» Textauswahl:
----

Die Beziehung zwischen Eltern und Grosseltern kann aber auch Schattenseiten haben, die womöglich gerade durch die Kinder beziehungsweise Grosskinder zu Tage treten. Grund für Unstimmigkeiten sind meistens unterschiedliche Vorstellungen über die Erziehungsgrundsätze, sobald die Grosseltern einen Teil der Betreuung übernehmen. Das liegt zum einen in der Natur der Sache: Eltern beabsichtigen gerne, ihren Kindern ein (noch) „besseres Leben“ zu ermöglichen, als sie es selbst hatten, während Grosseltern der Meinung sind, sie wüssten schon allein aufgrund ihrer Erfahrung doch sehr wohl, "wie Erziehung funktioniert". Man könnte auch von einer Art Konkurrenz zwischen Grosseltern und Eltern sprechen, die solange gesund ist, als beide in der aufrichtigen Absicht handeln, ihre Erziehungsarbeit zu verbessern.

Für Eltern kann es aber auch zu einer Gratwanderung werden zwischen der Dankbarkeit für die willkommene Entlastung und dem Gefühl, dass ihre Erziehungsarbeit mehr oder weniger bewusst sabotiert wird. Im Idealfall können Sie das natürlich ansprechen, ohne dass sich Ihre Eltern gleich verletzt fühlen. Geht das nicht und haben Sie als Grosseltern das Gefühl, die Kinder würden unter ihren Eltern unnötig leiden, müssen Sie abwägen zwischen dem Grundsatz, dass in erster Linie die Eltern für ihre Kinder verantwortlich sind und Ihrem eigenen Verantwortungsgefühl. Vertrauen Sie zudem darauf, dass Sie als Grosseltern Vorbild nicht nur für die Grosskinder sondern auch für die Eltern sind.

----

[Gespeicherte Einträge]
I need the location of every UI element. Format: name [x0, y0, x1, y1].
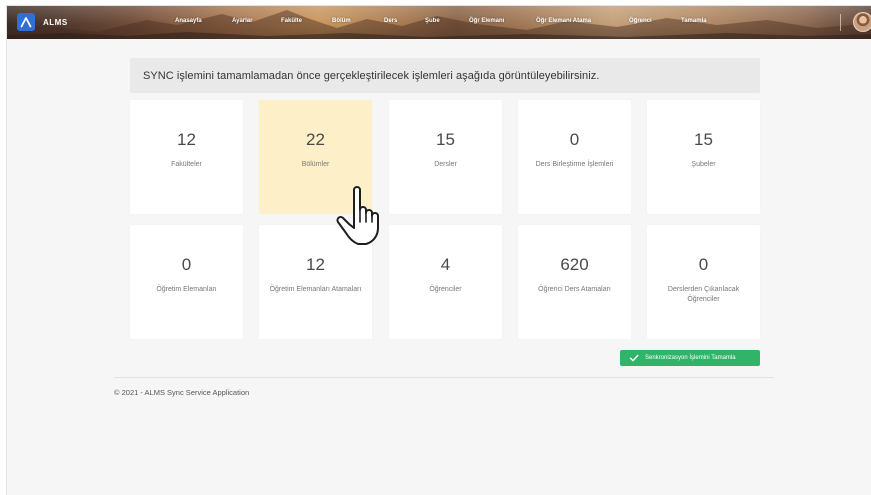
alms-logo-icon [17, 13, 35, 31]
stat-value: 15 [694, 130, 713, 149]
stat-label: Öğretim Elemanları [156, 286, 217, 293]
nav-item-tamamla[interactable]: Tamamla [681, 18, 707, 24]
stat-card-fakulteler[interactable]: 12 Fakülteler [130, 100, 243, 214]
nav-item-ders[interactable]: Ders [384, 18, 397, 24]
stat-card-subeler[interactable]: 15 Şubeler [647, 100, 760, 214]
stat-value: 0 [569, 130, 580, 149]
nav-item-bolum[interactable]: Bölüm [332, 18, 351, 24]
stat-card-ogrenci-ders-atamalari[interactable]: 620 Öğrenci Ders Atamaları [518, 225, 631, 339]
footer-text: © 2021 - ALMS Sync Service Application [114, 388, 250, 397]
stat-label: Bölümler [301, 161, 330, 168]
footer-divider [114, 377, 774, 378]
nav-item-ogr-elemani[interactable]: Öğr Elemanı [469, 18, 504, 24]
stat-value: 620 [560, 255, 589, 274]
stat-label: Öğretim Elemanları Atamaları [269, 286, 362, 293]
stat-label: Şubeler [691, 161, 716, 168]
complete-sync-label: Senkronizasyon İşlemini Tamamla [645, 355, 736, 361]
check-icon [629, 354, 639, 362]
stat-card-ogretim-elemanlari[interactable]: 0 Öğretim Elemanları [130, 225, 243, 339]
info-banner-text: SYNC işlemini tamamlamadan önce gerçekle… [143, 69, 600, 82]
navbar: ALMS Anasayfa Ayarlar Fakülte Bölüm Ders… [7, 6, 871, 39]
complete-sync-button[interactable]: Senkronizasyon İşlemini Tamamla [620, 350, 760, 366]
nav-divider [840, 14, 841, 31]
brand-name: ALMS [43, 17, 68, 27]
stat-value: 12 [306, 255, 325, 274]
avatar[interactable] [853, 12, 871, 32]
nav-item-anasayfa[interactable]: Anasayfa [175, 18, 202, 24]
stat-label: Dersler [434, 161, 457, 168]
stat-value: 4 [440, 255, 451, 274]
stat-card-dersler[interactable]: 15 Dersler [389, 100, 502, 214]
nav-item-fakulte[interactable]: Fakülte [281, 18, 302, 24]
stat-value: 22 [306, 130, 325, 149]
hand-pointer-icon [336, 186, 379, 245]
stat-value: 0 [181, 255, 192, 274]
stat-label: Ders Birleştirme İşlemleri [535, 161, 614, 168]
stat-value: 0 [698, 255, 709, 274]
stat-label: Fakülteler [171, 161, 202, 168]
stat-value: 12 [177, 130, 196, 149]
app-window: ALMS Anasayfa Ayarlar Fakülte Bölüm Ders… [6, 5, 871, 495]
brand[interactable]: ALMS [17, 13, 68, 31]
stat-card-derslerden-cikarilacak[interactable]: 0 Derslerden Çıkarılacak Öğrenciler [647, 225, 760, 339]
nav-item-ayarlar[interactable]: Ayarlar [232, 18, 252, 24]
stat-label: Öğrenci Ders Atamaları [538, 286, 611, 293]
nav-item-ogrenci[interactable]: Öğrenci [629, 18, 652, 24]
stat-card-ogrenciler[interactable]: 4 Öğrenciler [389, 225, 502, 339]
info-banner: SYNC işlemini tamamlamadan önce gerçekle… [130, 58, 760, 93]
stat-card-ders-birlestirme[interactable]: 0 Ders Birleştirme İşlemleri [518, 100, 631, 214]
nav-item-sube[interactable]: Şube [425, 18, 440, 24]
stat-value: 15 [436, 130, 455, 149]
nav-item-ogr-elemani-atama[interactable]: Öğr Elemanı Atama [536, 18, 591, 24]
stat-label: Derslerden Çıkarılacak Öğrenciler [667, 286, 740, 303]
stat-label: Öğrenciler [429, 286, 462, 293]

----

» Die Aufgaben:
1. Beantworte kurz die folgenden Fragen zum Text über Eltern und Grosseltern:
(a) Was ist meistens der Grund für Unstimmigkeiten?
(b) Solange was der Fall ist, ist die Konkurrenz zwischen Grosseltern und Eltern gesund?
(c) Für wen sind Grosseltern laut dem letzten Satz Vorbild?
2. Zitiere aus dem Text über Eltern und Grosseltern die Stelle von „Für Eltern kann“ bis einschliesslich „die Eltern sind.“.

» Schriftliche Antworten:
1.
(a) Unterschiedliche Vorstellungen über die Erziehungsgrundsätze, sobald die Grosseltern einen Teil der Betreuung übernehmen.
(b) Solange beide in der aufrichtigen Absicht handeln, ihre Erziehungsarbeit zu verbessern.
(c) Nicht nur für die Grosskinder, sondern auch für die Eltern.

2.
Für Eltern kann es aber auch zu einer Gratwanderung werden zwischen der Dankbarkeit für die willkommene Entlastung und dem Gefühl, dass ihre Erziehungsarbeit mehr oder weniger bewusst sabotiert wird. Im Idealfall können Sie das natürlich ansprechen, ohne dass sich Ihre Eltern gleich verletzt fühlen. Geht das nicht und haben Sie als Grosseltern das Gefühl, die Kinder würden unter ihren Eltern unnötig leiden, müssen Sie abwägen zwischen dem Grundsatz, dass in erster Linie die Eltern für ihre Kinder verantwortlich sind und Ihrem eigenen Verantwortungsgefühl. Vertrauen Sie zudem darauf, dass Sie als Grosseltern Vorbild nicht nur für die Grosskinder sondern auch für die Eltern sind.